» TEXT EXCERPT:
Multi-agent researchers needed a framework native to the role-playing paradigm — assigning personas, studying emergent behaviors, generating synthetic datasets from agent conversations. CAMEL grew from that niche into a general-purpose multi-agent framework, but its DNA is still research-flavored.

Install & setup

pip install camel-ai[all]   # or camel-ai for minimal
export OPENAI_API_KEY=sk-...

Role-playing session

from camel.agents import ChatAgent
from camel.messages import BaseMessage
from camel.models import ModelFactory
from camel.types import ModelPlatformType, ModelType

model = ModelFactory.create(
    model_platform=ModelPlatformType.OPENAI,
    model_type=ModelType.GPT_4O,
)

assistant = ChatAgent(
    system_message="You are a Python programming expert.",
    model=model,
)

response = assistant.step("Write a function to sort a list using quicksort")
print(response.msgs[0].content)

Two-agent role-play

from camel.societies import RolePlaying

session = RolePlaying(
    assistant_role_name="Python Programmer",
    user_role_name="Project Manager",
    task_prompt="Develop a web scraper for news articles",
    model=model,
)

# Run the conversation
input_msg = session.init_chat()
for i in range(10):
    assistant_response, user_response = session.step(input_msg)
    if "CAMEL_TASK_DONE" in assistant_response.msg.content:
        break
    input_msg = user_response.msg

Tools and RAG

from camel.toolkits import SearchToolkit

search_toolkit = SearchToolkit()
agent = ChatAgent(
    system_message="You are a research assistant.",
    model=model,
    tools=search_toolkit.get_tools(),
)

Workforce — multi-agent orchestration

from camel.workforce import Workforce

workforce = Workforce("Research Team")
workforce.add_role("researcher", researcher_agent)
workforce.add_role("writer", writer_agent)
result = workforce.process_task("Write a report on transformer architectures")

» EXERCISE DATA:
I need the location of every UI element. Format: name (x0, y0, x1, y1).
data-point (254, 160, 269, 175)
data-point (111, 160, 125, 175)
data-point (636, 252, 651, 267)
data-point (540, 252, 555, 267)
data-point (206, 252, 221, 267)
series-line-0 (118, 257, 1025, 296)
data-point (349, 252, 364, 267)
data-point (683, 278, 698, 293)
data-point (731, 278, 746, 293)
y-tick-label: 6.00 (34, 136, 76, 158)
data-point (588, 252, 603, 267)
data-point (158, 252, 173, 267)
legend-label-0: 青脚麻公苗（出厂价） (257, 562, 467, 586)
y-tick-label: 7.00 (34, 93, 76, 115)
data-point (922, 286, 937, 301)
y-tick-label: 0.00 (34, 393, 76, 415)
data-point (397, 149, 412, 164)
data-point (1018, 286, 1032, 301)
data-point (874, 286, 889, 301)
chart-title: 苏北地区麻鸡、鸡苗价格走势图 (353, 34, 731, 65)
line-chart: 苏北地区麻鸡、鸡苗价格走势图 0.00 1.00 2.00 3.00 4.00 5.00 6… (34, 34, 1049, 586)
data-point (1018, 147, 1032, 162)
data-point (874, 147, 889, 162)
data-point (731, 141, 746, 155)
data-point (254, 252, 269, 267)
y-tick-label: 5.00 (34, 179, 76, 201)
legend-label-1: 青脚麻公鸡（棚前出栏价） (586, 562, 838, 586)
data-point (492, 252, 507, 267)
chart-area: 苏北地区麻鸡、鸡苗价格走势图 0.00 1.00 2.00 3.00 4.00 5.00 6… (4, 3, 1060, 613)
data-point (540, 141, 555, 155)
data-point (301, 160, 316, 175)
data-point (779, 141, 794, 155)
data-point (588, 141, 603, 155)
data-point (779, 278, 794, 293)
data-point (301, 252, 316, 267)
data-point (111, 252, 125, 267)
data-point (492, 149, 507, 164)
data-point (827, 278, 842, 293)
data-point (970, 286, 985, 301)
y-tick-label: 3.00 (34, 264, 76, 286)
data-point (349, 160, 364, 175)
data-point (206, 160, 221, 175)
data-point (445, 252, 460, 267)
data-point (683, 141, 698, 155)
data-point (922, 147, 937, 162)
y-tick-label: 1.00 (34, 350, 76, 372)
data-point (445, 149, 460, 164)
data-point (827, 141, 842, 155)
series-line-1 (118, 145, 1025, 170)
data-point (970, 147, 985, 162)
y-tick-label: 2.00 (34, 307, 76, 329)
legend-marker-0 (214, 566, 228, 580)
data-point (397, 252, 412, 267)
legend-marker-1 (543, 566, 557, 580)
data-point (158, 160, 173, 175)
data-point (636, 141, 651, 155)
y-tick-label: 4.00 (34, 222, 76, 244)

» WHAT IS EXPECTED:
Please summarize the CAMEL framework text in two sentences. Work only from the text; the data has no part in this.

» OUTPUT OF THE TASK:
CAMEL grew from a framework for multi-agent researchers working in the role-playing paradigm into a general-purpose multi-agent framework that is still research-flavored. The text shows installing it with pip and setting an OpenAI API key, then gives code for a single chat agent, a two-agent role-play session, an agent with search tools, and a workforce that orchestrates multiple agents.